▸ What this task involves
Copy each line exactly. Drop every picture.

######

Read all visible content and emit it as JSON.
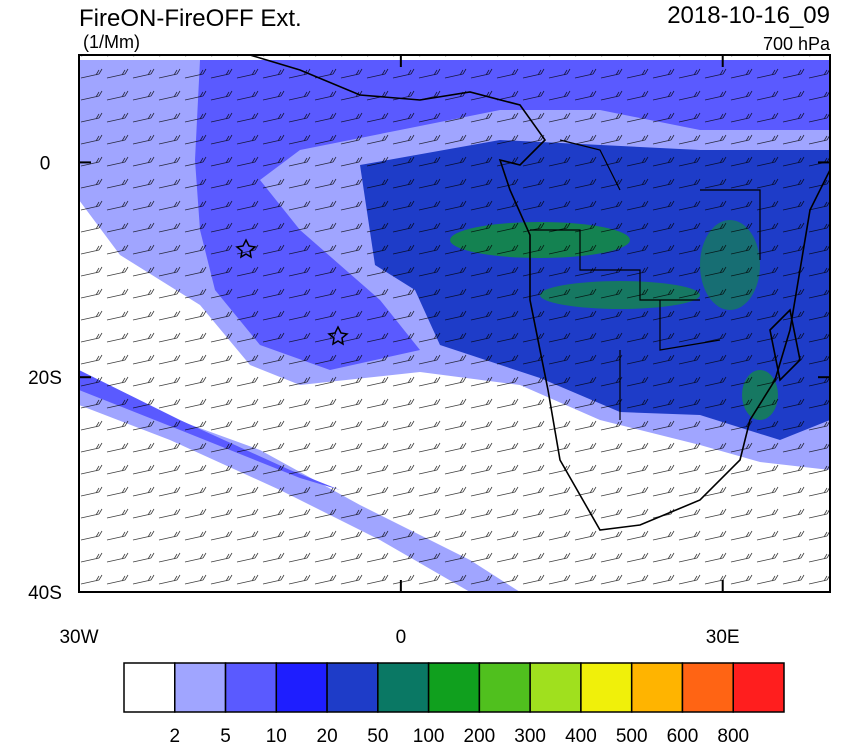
{
  "header": {
    "title": "FireON-FireOFF Ext.",
    "units": "(1/Mm)",
    "time": "2018-10-16_09",
    "level": "700 hPa"
  },
  "map": {
    "lonlim": [
      -30,
      40
    ],
    "latlim": [
      -40,
      10
    ],
    "lon_ticks": [
      {
        "value": -30,
        "label": "30W"
      },
      0,
      {
        "value": 30,
        "label": "30E"
      }
    ],
    "lat_ticks": [
      0,
      {
        "value": -20,
        "label": "20S"
      },
      {
        "value": -40,
        "label": "40S"
      }
    ]
  },
  "colorbar": {
    "levels": [
      2,
      5,
      10,
      20,
      50,
      100,
      200,
      300,
      400,
      500,
      600,
      800
    ],
    "colors": [
      "#ffffff",
      "#a0a5ff",
      "#5a5aff",
      "#1e1eff",
      "#1e3cc8",
      "#0a7864",
      "#10a01e",
      "#50c01e",
      "#a0e01e",
      "#f0f00a",
      "#ffb400",
      "#ff6414",
      "#ff1e1e"
    ]
  }
}
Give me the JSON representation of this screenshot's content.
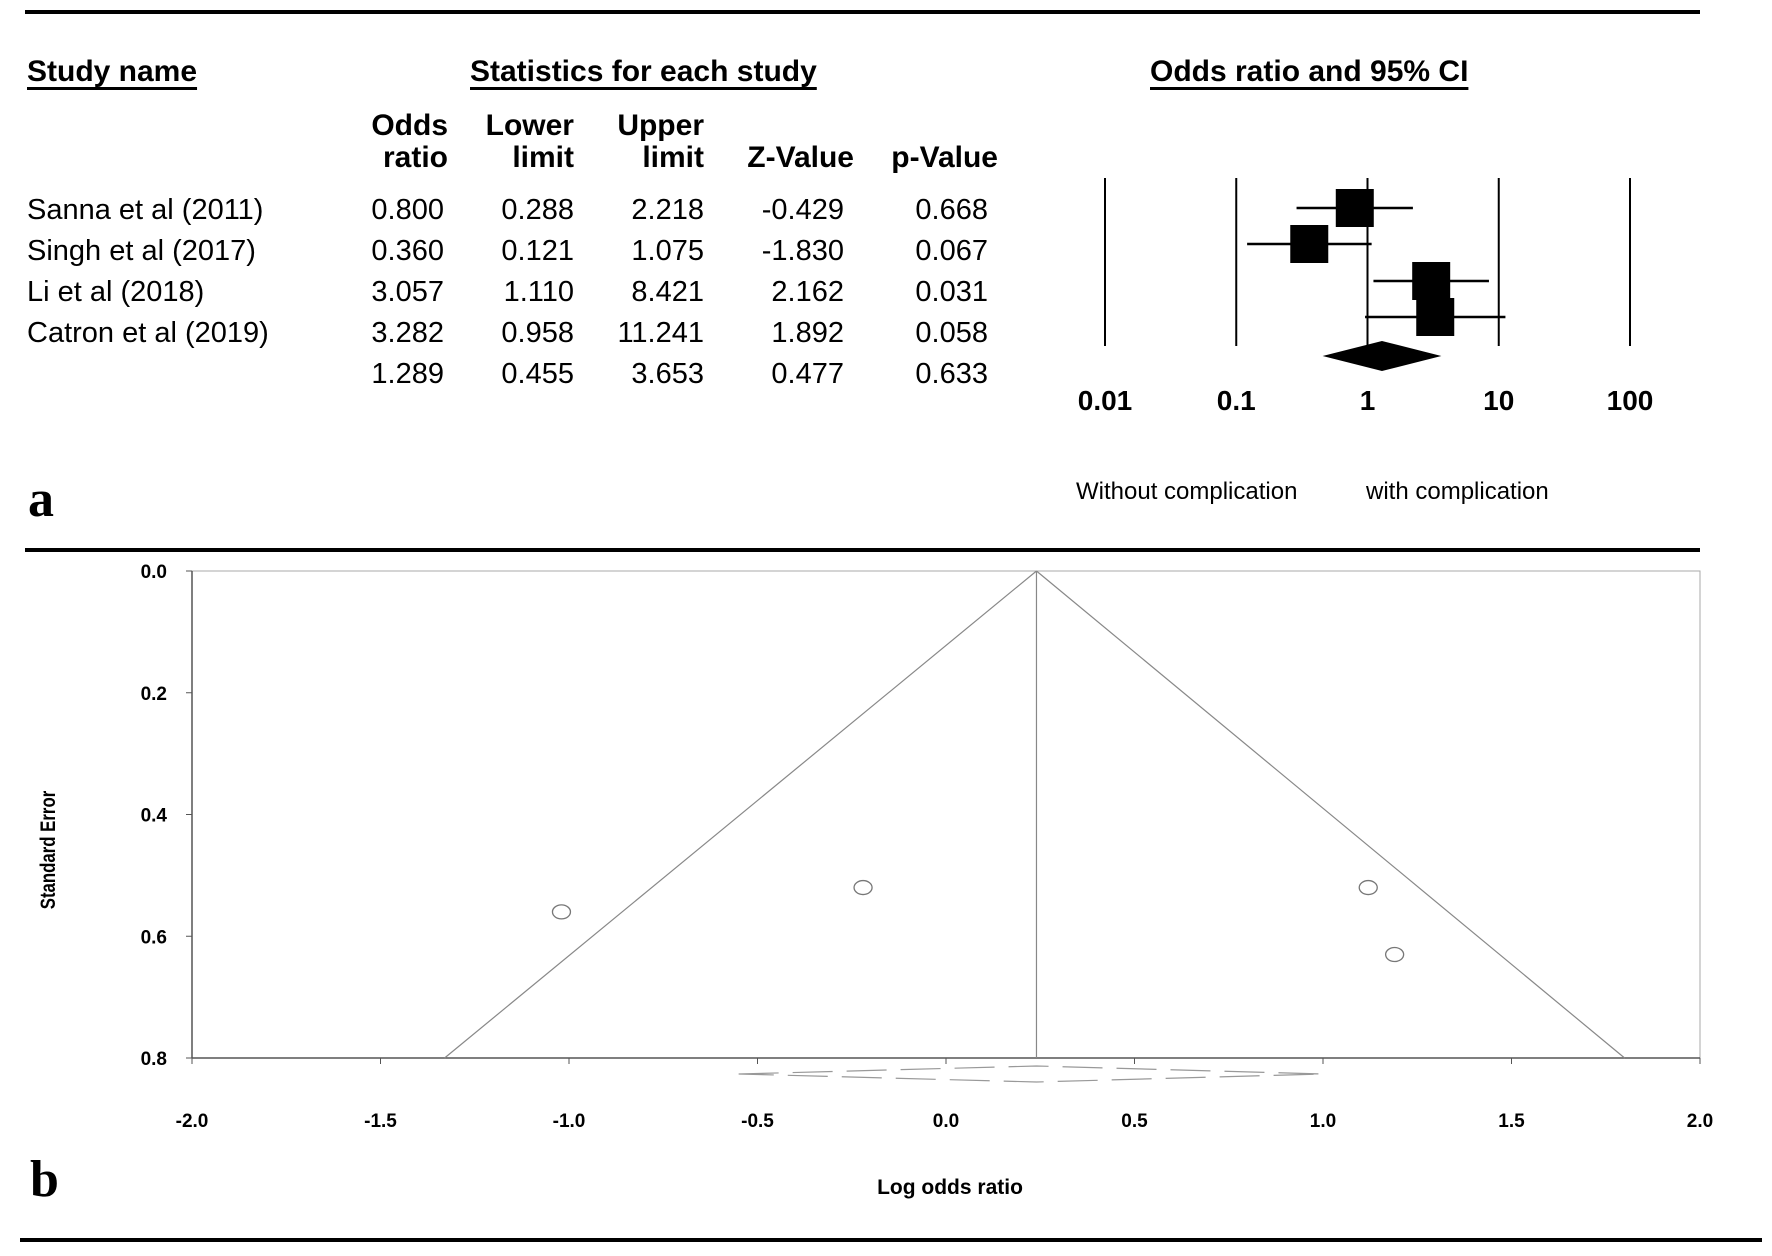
{
  "panel_a": {
    "label": "a",
    "headers": {
      "study": "Study name",
      "statistics": "Statistics for each study",
      "plot": "Odds ratio and 95% CI"
    },
    "columns": [
      [
        "Odds",
        "ratio"
      ],
      [
        "Lower",
        "limit"
      ],
      [
        "Upper",
        "limit"
      ],
      [
        "Z-Value"
      ],
      [
        "p-Value"
      ]
    ],
    "rows": [
      {
        "study": "Sanna et al (2011)",
        "or": "0.800",
        "lower": "0.288",
        "upper": "2.218",
        "z": "-0.429",
        "p": "0.668"
      },
      {
        "study": "Singh et al (2017)",
        "or": "0.360",
        "lower": "0.121",
        "upper": "1.075",
        "z": "-1.830",
        "p": "0.067"
      },
      {
        "study": "Li et al (2018)",
        "or": "3.057",
        "lower": "1.110",
        "upper": "8.421",
        "z": "2.162",
        "p": "0.031"
      },
      {
        "study": "Catron et al (2019)",
        "or": "3.282",
        "lower": "0.958",
        "upper": "11.241",
        "z": "1.892",
        "p": "0.058"
      },
      {
        "study": "",
        "or": "1.289",
        "lower": "0.455",
        "upper": "3.653",
        "z": "0.477",
        "p": "0.633"
      }
    ],
    "footer_left": "Without complication",
    "footer_right": "with complication"
  },
  "panel_b": {
    "label": "b"
  },
  "chart_data": [
    {
      "type": "forest",
      "title": "Odds ratio and 95% CI",
      "scale": "log",
      "x_ticks": [
        "0.01",
        "0.1",
        "1",
        "10",
        "100"
      ],
      "xlim": [
        0.01,
        100
      ],
      "studies": [
        {
          "name": "Sanna et al (2011)",
          "or": 0.8,
          "lower": 0.288,
          "upper": 2.218
        },
        {
          "name": "Singh et al (2017)",
          "or": 0.36,
          "lower": 0.121,
          "upper": 1.075
        },
        {
          "name": "Li et al (2018)",
          "or": 3.057,
          "lower": 1.11,
          "upper": 8.421
        },
        {
          "name": "Catron et al (2019)",
          "or": 3.282,
          "lower": 0.958,
          "upper": 11.241
        }
      ],
      "summary": {
        "or": 1.289,
        "lower": 0.455,
        "upper": 3.653
      },
      "xlabel_left": "Without complication",
      "xlabel_right": "with complication"
    },
    {
      "type": "scatter",
      "subtype": "funnel",
      "xlabel": "Log odds ratio",
      "ylabel": "Standard Error",
      "xlim": [
        -2.0,
        2.0
      ],
      "ylim": [
        0.0,
        0.8
      ],
      "y_inverted": true,
      "x_ticks": [
        "-2.0",
        "-1.5",
        "-1.0",
        "-0.5",
        "0.0",
        "0.5",
        "1.0",
        "1.5",
        "2.0"
      ],
      "y_ticks": [
        "0.0",
        "0.2",
        "0.4",
        "0.6",
        "0.8"
      ],
      "points": [
        {
          "x": -1.02,
          "y": 0.56
        },
        {
          "x": -0.22,
          "y": 0.52
        },
        {
          "x": 1.12,
          "y": 0.52
        },
        {
          "x": 1.19,
          "y": 0.63
        }
      ],
      "center_x": 0.24,
      "funnel_bottom": [
        -1.33,
        1.8
      ]
    }
  ]
}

######

▸ Response
Read all visible content and emit it as JSON.
{
  "header": {
    "title": "FireON-FireOFF Ext.",
    "units": "(1/Mm)",
    "time": "2018-10-16_09",
    "level": "700 hPa"
  },
  "map": {
    "lonlim": [
      -30,
      40
    ],
    "latlim": [
      -40,
      10
    ],
    "lon_ticks": [
      {
        "value": -30,
        "label": "30W"
      },
      0,
      {
        "value": 30,
        "label": "30E"
      }
    ],
    "lat_ticks": [
      0,
      {
        "value": -20,
        "label": "20S"
      },
      {
        "value": -40,
        "label": "40S"
      }
    ]
  },
  "colorbar": {
    "levels": [
      2,
      5,
      10,
      20,
      50,
      100,
      200,
      300,
      400,
      500,
      600,
      800
    ],
    "colors": [
      "#ffffff",
      "#a0a5ff",
      "#5a5aff",
      "#1e1eff",
      "#1e3cc8",
      "#0a7864",
      "#10a01e",
      "#50c01e",
      "#a0e01e",
      "#f0f00a",
      "#ffb400",
      "#ff6414",
      "#ff1e1e"
    ]
  }
}
Give me the JSON representation of this screenshot's content.
{
  "panel_a": {
    "label": "a",
    "headers": {
      "study": "Study name",
      "statistics": "Statistics for each study",
      "plot": "Odds ratio and 95% CI"
    },
    "columns": [
      [
        "Odds",
        "ratio"
      ],
      [
        "Lower",
        "limit"
      ],
      [
        "Upper",
        "limit"
      ],
      [
        "Z-Value"
      ],
      [
        "p-Value"
      ]
    ],
    "rows": [
      {
        "study": "Sanna et al (2011)",
        "or": "0.800",
        "lower": "0.288",
        "upper": "2.218",
        "z": "-0.429",
        "p": "0.668"
      },
      {
        "study": "Singh et al (2017)",
        "or": "0.360",
        "lower": "0.121",
        "upper": "1.075",
        "z": "-1.830",
        "p": "0.067"
      },
      {
        "study": "Li et al (2018)",
        "or": "3.057",
        "lower": "1.110",
        "upper": "8.421",
        "z": "2.162",
        "p": "0.031"
      },
      {
        "study": "Catron et al (2019)",
        "or": "3.282",
        "lower": "0.958",
        "upper": "11.241",
        "z": "1.892",
        "p": "0.058"
      },
      {
        "study": "",
        "or": "1.289",
        "lower": "0.455",
        "upper": "3.653",
        "z": "0.477",
        "p": "0.633"
      }
    ],
    "footer_left": "Without complication",
    "footer_right": "with complication"
  },
  "panel_b": {
    "label": "b"
  },
  "chart_data": [
    {
      "type": "forest",
      "title": "Odds ratio and 95% CI",
      "scale": "log",
      "x_ticks": [
        "0.01",
        "0.1",
        "1",
        "10",
        "100"
      ],
      "xlim": [
        0.01,
        100
      ],
      "studies": [
        {
          "name": "Sanna et al (2011)",
          "or": 0.8,
          "lower": 0.288,
          "upper": 2.218
        },
        {
          "name": "Singh et al (2017)",
          "or": 0.36,
          "lower": 0.121,
          "upper": 1.075
        },
        {
          "name": "Li et al (2018)",
          "or": 3.057,
          "lower": 1.11,
          "upper": 8.421
        },
        {
          "name": "Catron et al (2019)",
          "or": 3.282,
          "lower": 0.958,
          "upper": 11.241
        }
      ],
      "summary": {
        "or": 1.289,
        "lower": 0.455,
        "upper": 3.653
      },
      "xlabel_left": "Without complication",
      "xlabel_right": "with complication"
    },
    {
      "type": "scatter",
      "subtype": "funnel",
      "xlabel": "Log odds ratio",
      "ylabel": "Standard Error",
      "xlim": [
        -2.0,
        2.0
      ],
      "ylim": [
        0.0,
        0.8
      ],
      "y_inverted": true,
      "x_ticks": [
        "-2.0",
        "-1.5",
        "-1.0",
        "-0.5",
        "0.0",
        "0.5",
        "1.0",
        "1.5",
        "2.0"
      ],
      "y_ticks": [
        "0.0",
        "0.2",
        "0.4",
        "0.6",
        "0.8"
      ],
      "points": [
        {
          "x": -1.02,
          "y": 0.56
        },
        {
          "x": -0.22,
          "y": 0.52
        },
        {
          "x": 1.12,
          "y": 0.52
        },
        {
          "x": 1.19,
          "y": 0.63
        }
      ],
      "center_x": 0.24,
      "funnel_bottom": [
        -1.33,
        1.8
      ]
    }
  ]
}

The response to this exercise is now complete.